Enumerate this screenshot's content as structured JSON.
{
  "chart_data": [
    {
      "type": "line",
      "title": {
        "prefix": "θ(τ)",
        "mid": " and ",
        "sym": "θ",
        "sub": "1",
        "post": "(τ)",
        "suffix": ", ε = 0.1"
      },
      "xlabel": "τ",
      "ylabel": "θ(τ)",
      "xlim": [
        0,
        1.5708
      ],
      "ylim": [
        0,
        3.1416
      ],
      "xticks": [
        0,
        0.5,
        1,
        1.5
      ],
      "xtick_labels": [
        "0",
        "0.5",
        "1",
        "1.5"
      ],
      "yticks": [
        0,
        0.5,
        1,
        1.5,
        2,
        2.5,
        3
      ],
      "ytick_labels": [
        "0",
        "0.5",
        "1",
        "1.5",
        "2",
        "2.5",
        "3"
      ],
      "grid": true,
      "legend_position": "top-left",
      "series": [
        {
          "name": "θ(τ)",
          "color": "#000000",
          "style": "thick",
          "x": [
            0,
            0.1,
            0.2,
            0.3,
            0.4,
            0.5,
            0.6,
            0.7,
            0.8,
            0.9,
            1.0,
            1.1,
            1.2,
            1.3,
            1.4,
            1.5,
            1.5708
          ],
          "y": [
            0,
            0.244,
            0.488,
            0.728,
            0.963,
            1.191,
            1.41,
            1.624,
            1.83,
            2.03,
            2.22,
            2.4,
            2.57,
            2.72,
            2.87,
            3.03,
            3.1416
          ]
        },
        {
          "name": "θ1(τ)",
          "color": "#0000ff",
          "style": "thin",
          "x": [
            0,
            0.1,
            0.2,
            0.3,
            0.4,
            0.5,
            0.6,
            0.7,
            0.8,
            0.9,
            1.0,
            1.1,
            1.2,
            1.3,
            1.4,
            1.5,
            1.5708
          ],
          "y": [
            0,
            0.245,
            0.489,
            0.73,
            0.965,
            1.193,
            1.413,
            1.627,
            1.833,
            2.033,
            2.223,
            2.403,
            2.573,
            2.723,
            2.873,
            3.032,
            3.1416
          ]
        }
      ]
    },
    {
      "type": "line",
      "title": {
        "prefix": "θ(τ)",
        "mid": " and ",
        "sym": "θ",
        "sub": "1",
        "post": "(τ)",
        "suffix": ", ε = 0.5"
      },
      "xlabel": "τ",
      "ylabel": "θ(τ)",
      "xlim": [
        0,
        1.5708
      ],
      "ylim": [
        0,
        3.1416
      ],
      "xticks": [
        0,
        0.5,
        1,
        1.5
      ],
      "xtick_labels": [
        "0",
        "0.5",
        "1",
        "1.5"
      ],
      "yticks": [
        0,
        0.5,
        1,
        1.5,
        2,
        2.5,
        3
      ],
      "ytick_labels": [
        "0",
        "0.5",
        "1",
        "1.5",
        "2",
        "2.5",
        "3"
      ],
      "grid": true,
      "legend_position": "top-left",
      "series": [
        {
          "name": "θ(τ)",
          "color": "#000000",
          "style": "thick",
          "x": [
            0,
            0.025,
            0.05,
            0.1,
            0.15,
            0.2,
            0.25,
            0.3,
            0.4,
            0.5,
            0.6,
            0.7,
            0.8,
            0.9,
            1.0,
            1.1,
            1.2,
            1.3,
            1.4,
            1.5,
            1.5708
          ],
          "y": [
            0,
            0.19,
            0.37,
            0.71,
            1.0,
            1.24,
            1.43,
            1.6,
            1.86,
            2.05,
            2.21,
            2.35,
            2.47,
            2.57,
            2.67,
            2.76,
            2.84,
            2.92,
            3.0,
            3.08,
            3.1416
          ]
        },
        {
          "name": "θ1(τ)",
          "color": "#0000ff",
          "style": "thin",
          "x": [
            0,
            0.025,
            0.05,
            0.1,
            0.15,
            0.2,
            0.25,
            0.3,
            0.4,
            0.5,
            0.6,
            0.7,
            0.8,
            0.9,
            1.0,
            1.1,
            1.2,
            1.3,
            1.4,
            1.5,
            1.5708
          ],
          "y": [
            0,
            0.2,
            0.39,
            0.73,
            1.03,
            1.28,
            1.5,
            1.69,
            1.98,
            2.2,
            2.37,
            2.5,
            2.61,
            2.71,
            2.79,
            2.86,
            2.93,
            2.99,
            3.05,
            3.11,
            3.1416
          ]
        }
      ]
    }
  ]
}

══════════

> _WRITTEN REQUEST_: Copy out the whole listing, exactly as written.

> _SOLVED PROBLEM_:
Enumerate this screenshot's content as structured JSON.
{
  "chart_data": [
    {
      "type": "line",
      "title": {
        "prefix": "θ(τ)",
        "mid": " and ",
        "sym": "θ",
        "sub": "1",
        "post": "(τ)",
        "suffix": ", ε = 0.1"
      },
      "xlabel": "τ",
      "ylabel": "θ(τ)",
      "xlim": [
        0,
        1.5708
      ],
      "ylim": [
        0,
        3.1416
      ],
      "xticks": [
        0,
        0.5,
        1,
        1.5
      ],
      "xtick_labels": [
        "0",
        "0.5",
        "1",
        "1.5"
      ],
      "yticks": [
        0,
        0.5,
        1,
        1.5,
        2,
        2.5,
        3
      ],
      "ytick_labels": [
        "0",
        "0.5",
        "1",
        "1.5",
        "2",
        "2.5",
        "3"
      ],
      "grid": true,
      "legend_position": "top-left",
      "series": [
        {
          "name": "θ(τ)",
          "color": "#000000",
          "style": "thick",
          "x": [
            0,
            0.1,
            0.2,
            0.3,
            0.4,
            0.5,
            0.6,
            0.7,
            0.8,
            0.9,
            1.0,
            1.1,
            1.2,
            1.3,
            1.4,
            1.5,
            1.5708
          ],
          "y": [
            0,
            0.244,
            0.488,
            0.728,
            0.963,
            1.191,
            1.41,
            1.624,
            1.83,
            2.03,
            2.22,
            2.4,
            2.57,
            2.72,
            2.87,
            3.03,
            3.1416
          ]
        },
        {
          "name": "θ1(τ)",
          "color": "#0000ff",
          "style": "thin",
          "x": [
            0,
            0.1,
            0.2,
            0.3,
            0.4,
            0.5,
            0.6,
            0.7,
            0.8,
            0.9,
            1.0,
            1.1,
            1.2,
            1.3,
            1.4,
            1.5,
            1.5708
          ],
          "y": [
            0,
            0.245,
            0.489,
            0.73,
            0.965,
            1.193,
            1.413,
            1.627,
            1.833,
            2.033,
            2.223,
            2.403,
            2.573,
            2.723,
            2.873,
            3.032,
            3.1416
          ]
        }
      ]
    },
    {
      "type": "line",
      "title": {
        "prefix": "θ(τ)",
        "mid": " and ",
        "sym": "θ",
        "sub": "1",
        "post": "(τ)",
        "suffix": ", ε = 0.5"
      },
      "xlabel": "τ",
      "ylabel": "θ(τ)",
      "xlim": [
        0,
        1.5708
      ],
      "ylim": [
        0,
        3.1416
      ],
      "xticks": [
        0,
        0.5,
        1,
        1.5
      ],
      "xtick_labels": [
        "0",
        "0.5",
        "1",
        "1.5"
      ],
      "yticks": [
        0,
        0.5,
        1,
        1.5,
        2,
        2.5,
        3
      ],
      "ytick_labels": [
        "0",
        "0.5",
        "1",
        "1.5",
        "2",
        "2.5",
        "3"
      ],
      "grid": true,
      "legend_position": "top-left",
      "series": [
        {
          "name": "θ(τ)",
          "color": "#000000",
          "style": "thick",
          "x": [
            0,
            0.025,
            0.05,
            0.1,
            0.15,
            0.2,
            0.25,
            0.3,
            0.4,
            0.5,
            0.6,
            0.7,
            0.8,
            0.9,
            1.0,
            1.1,
            1.2,
            1.3,
            1.4,
            1.5,
            1.5708
          ],
          "y": [
            0,
            0.19,
            0.37,
            0.71,
            1.0,
            1.24,
            1.43,
            1.6,
            1.86,
            2.05,
            2.21,
            2.35,
            2.47,
            2.57,
            2.67,
            2.76,
            2.84,
            2.92,
            3.0,
            3.08,
            3.1416
          ]
        },
        {
          "name": "θ1(τ)",
          "color": "#0000ff",
          "style": "thin",
          "x": [
            0,
            0.025,
            0.05,
            0.1,
            0.15,
            0.2,
            0.25,
            0.3,
            0.4,
            0.5,
            0.6,
            0.7,
            0.8,
            0.9,
            1.0,
            1.1,
            1.2,
            1.3,
            1.4,
            1.5,
            1.5708
          ],
          "y": [
            0,
            0.2,
            0.39,
            0.73,
            1.03,
            1.28,
            1.5,
            1.69,
            1.98,
            2.2,
            2.37,
            2.5,
            2.61,
            2.71,
            2.79,
            2.86,
            2.93,
            2.99,
            3.05,
            3.11,
            3.1416
          ]
        }
      ]
    }
  ]
}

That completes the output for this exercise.